Exact repetition is required: output every record in full.
———
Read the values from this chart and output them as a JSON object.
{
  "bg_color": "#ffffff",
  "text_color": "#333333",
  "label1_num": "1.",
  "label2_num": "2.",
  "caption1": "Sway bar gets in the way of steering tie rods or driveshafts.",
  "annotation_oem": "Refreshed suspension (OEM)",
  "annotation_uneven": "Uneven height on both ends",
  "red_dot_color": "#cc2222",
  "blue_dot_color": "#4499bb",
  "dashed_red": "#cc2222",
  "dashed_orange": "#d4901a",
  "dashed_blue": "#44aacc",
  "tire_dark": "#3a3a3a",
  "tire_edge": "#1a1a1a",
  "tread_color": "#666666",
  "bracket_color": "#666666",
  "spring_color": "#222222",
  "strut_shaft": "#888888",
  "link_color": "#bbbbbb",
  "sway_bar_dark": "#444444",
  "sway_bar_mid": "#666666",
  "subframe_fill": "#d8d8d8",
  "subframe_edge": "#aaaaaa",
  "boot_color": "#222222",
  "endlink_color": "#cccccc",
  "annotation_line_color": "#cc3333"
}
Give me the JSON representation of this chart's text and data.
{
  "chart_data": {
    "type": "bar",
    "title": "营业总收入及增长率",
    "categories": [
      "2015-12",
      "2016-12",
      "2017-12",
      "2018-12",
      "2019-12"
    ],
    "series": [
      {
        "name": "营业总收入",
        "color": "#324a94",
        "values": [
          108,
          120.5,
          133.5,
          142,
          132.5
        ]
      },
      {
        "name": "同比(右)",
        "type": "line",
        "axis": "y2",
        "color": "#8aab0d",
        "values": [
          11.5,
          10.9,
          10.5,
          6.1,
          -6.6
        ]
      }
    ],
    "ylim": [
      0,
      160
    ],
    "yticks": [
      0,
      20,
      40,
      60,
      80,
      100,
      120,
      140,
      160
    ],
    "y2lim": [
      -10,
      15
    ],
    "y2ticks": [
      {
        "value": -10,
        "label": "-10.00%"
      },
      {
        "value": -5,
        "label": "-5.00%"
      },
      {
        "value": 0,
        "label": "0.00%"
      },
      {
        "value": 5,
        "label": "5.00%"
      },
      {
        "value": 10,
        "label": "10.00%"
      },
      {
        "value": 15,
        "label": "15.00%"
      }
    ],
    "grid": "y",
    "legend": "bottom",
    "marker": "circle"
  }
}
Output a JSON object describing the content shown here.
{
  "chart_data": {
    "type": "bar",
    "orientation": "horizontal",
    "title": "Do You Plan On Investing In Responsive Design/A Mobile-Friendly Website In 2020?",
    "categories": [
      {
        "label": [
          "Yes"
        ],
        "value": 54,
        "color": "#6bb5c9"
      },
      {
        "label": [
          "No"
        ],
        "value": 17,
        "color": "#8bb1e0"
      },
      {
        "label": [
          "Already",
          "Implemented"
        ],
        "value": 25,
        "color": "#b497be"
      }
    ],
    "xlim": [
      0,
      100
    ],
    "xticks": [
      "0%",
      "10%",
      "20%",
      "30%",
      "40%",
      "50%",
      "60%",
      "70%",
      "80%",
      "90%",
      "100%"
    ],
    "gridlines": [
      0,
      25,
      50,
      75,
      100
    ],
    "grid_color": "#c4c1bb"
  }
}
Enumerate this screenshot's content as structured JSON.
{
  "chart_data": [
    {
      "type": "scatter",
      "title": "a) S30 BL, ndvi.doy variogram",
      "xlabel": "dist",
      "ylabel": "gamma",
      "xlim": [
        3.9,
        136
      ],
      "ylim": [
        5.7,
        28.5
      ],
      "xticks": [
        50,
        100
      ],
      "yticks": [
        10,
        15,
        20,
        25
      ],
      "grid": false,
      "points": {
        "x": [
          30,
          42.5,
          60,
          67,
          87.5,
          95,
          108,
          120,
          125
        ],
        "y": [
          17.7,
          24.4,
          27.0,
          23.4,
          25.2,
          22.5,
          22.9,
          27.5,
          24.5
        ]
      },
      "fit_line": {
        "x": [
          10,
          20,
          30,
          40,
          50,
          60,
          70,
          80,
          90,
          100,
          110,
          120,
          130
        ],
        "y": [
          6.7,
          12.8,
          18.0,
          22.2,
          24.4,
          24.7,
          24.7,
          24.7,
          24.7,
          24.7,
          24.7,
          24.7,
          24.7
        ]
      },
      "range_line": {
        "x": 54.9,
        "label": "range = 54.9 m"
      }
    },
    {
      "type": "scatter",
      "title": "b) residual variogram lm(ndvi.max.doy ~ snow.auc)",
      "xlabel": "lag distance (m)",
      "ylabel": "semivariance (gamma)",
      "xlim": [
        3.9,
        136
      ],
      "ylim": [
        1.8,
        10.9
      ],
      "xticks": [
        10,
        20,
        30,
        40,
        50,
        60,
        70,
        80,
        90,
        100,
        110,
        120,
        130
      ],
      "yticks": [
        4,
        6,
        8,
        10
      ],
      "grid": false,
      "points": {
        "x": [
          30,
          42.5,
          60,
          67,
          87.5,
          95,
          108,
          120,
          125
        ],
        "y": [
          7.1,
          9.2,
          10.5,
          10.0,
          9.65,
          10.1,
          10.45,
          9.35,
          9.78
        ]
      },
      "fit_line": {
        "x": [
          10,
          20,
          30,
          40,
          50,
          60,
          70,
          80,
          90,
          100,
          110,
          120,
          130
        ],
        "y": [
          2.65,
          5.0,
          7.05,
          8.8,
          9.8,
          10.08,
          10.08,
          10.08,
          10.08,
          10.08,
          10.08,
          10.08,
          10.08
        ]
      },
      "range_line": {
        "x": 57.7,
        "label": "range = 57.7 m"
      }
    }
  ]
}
———
### Written answer
Read the values from this chart and output them as a JSON object.
{
  "bg_color": "#ffffff",
  "text_color": "#333333",
  "label1_num": "1.",
  "label2_num": "2.",
  "caption1": "Sway bar gets in the way of steering tie rods or driveshafts.",
  "annotation_oem": "Refreshed suspension (OEM)",
  "annotation_uneven": "Uneven height on both ends",
  "red_dot_color": "#cc2222",
  "blue_dot_color": "#4499bb",
  "dashed_red": "#cc2222",
  "dashed_orange": "#d4901a",
  "dashed_blue": "#44aacc",
  "tire_dark": "#3a3a3a",
  "tire_edge": "#1a1a1a",
  "tread_color": "#666666",
  "bracket_color": "#666666",
  "spring_color": "#222222",
  "strut_shaft": "#888888",
  "link_color": "#bbbbbb",
  "sway_bar_dark": "#444444",
  "sway_bar_mid": "#666666",
  "subframe_fill": "#d8d8d8",
  "subframe_edge": "#aaaaaa",
  "boot_color": "#222222",
  "endlink_color": "#cccccc",
  "annotation_line_color": "#cc3333"
}
Give me the JSON representation of this chart's text and data.
{
  "chart_data": {
    "type": "bar",
    "title": "营业总收入及增长率",
    "categories": [
      "2015-12",
      "2016-12",
      "2017-12",
      "2018-12",
      "2019-12"
    ],
    "series": [
      {
        "name": "营业总收入",
        "color": "#324a94",
        "values": [
          108,
          120.5,
          133.5,
          142,
          132.5
        ]
      },
      {
        "name": "同比(右)",
        "type": "line",
        "axis": "y2",
        "color": "#8aab0d",
        "values": [
          11.5,
          10.9,
          10.5,
          6.1,
          -6.6
        ]
      }
    ],
    "ylim": [
      0,
      160
    ],
    "yticks": [
      0,
      20,
      40,
      60,
      80,
      100,
      120,
      140,
      160
    ],
    "y2lim": [
      -10,
      15
    ],
    "y2ticks": [
      {
        "value": -10,
        "label": "-10.00%"
      },
      {
        "value": -5,
        "label": "-5.00%"
      },
      {
        "value": 0,
        "label": "0.00%"
      },
      {
        "value": 5,
        "label": "5.00%"
      },
      {
        "value": 10,
        "label": "10.00%"
      },
      {
        "value": 15,
        "label": "15.00%"
      }
    ],
    "grid": "y",
    "legend": "bottom",
    "marker": "circle"
  }
}
Output a JSON object describing the content shown here.
{
  "chart_data": {
    "type": "bar",
    "orientation": "horizontal",
    "title": "Do You Plan On Investing In Responsive Design/A Mobile-Friendly Website In 2020?",
    "categories": [
      {
        "label": [
          "Yes"
        ],
        "value": 54,
        "color": "#6bb5c9"
      },
      {
        "label": [
          "No"
        ],
        "value": 17,
        "color": "#8bb1e0"
      },
      {
        "label": [
          "Already",
          "Implemented"
        ],
        "value": 25,
        "color": "#b497be"
      }
    ],
    "xlim": [
      0,
      100
    ],
    "xticks": [
      "0%",
      "10%",
      "20%",
      "30%",
      "40%",
      "50%",
      "60%",
      "70%",
      "80%",
      "90%",
      "100%"
    ],
    "gridlines": [
      0,
      25,
      50,
      75,
      100
    ],
    "grid_color": "#c4c1bb"
  }
}
Enumerate this screenshot's content as structured JSON.
{
  "chart_data": [
    {
      "type": "scatter",
      "title": "a) S30 BL, ndvi.doy variogram",
      "xlabel": "dist",
      "ylabel": "gamma",
      "xlim": [
        3.9,
        136
      ],
      "ylim": [
        5.7,
        28.5
      ],
      "xticks": [
        50,
        100
      ],
      "yticks": [
        10,
        15,
        20,
        25
      ],
      "grid": false,
      "points": {
        "x": [
          30,
          42.5,
          60,
          67,
          87.5,
          95,
          108,
          120,
          125
        ],
        "y": [
          17.7,
          24.4,
          27.0,
          23.4,
          25.2,
          22.5,
          22.9,
          27.5,
          24.5
        ]
      },
      "fit_line": {
        "x": [
          10,
          20,
          30,
          40,
          50,
          60,
          70,
          80,
          90,
          100,
          110,
          120,
          130
        ],
        "y": [
          6.7,
          12.8,
          18.0,
          22.2,
          24.4,
          24.7,
          24.7,
          24.7,
          24.7,
          24.7,
          24.7,
          24.7,
          24.7
        ]
      },
      "range_line": {
        "x": 54.9,
        "label": "range = 54.9 m"
      }
    },
    {
      "type": "scatter",
      "title": "b) residual variogram lm(ndvi.max.doy ~ snow.auc)",
      "xlabel": "lag distance (m)",
      "ylabel": "semivariance (gamma)",
      "xlim": [
        3.9,
        136
      ],
      "ylim": [
        1.8,
        10.9
      ],
      "xticks": [
        10,
        20,
        30,
        40,
        50,
        60,
        70,
        80,
        90,
        100,
        110,
        120,
        130
      ],
      "yticks": [
        4,
        6,
        8,
        10
      ],
      "grid": false,
      "points": {
        "x": [
          30,
          42.5,
          60,
          67,
          87.5,
          95,
          108,
          120,
          125
        ],
        "y": [
          7.1,
          9.2,
          10.5,
          10.0,
          9.65,
          10.1,
          10.45,
          9.35,
          9.78
        ]
      },
      "fit_line": {
        "x": [
          10,
          20,
          30,
          40,
          50,
          60,
          70,
          80,
          90,
          100,
          110,
          120,
          130
        ],
        "y": [
          2.65,
          5.0,
          7.05,
          8.8,
          9.8,
          10.08,
          10.08,
          10.08,
          10.08,
          10.08,
          10.08,
          10.08,
          10.08
        ]
      },
      "range_line": {
        "x": 57.7,
        "label": "range = 57.7 m"
      }
    }
  ]
}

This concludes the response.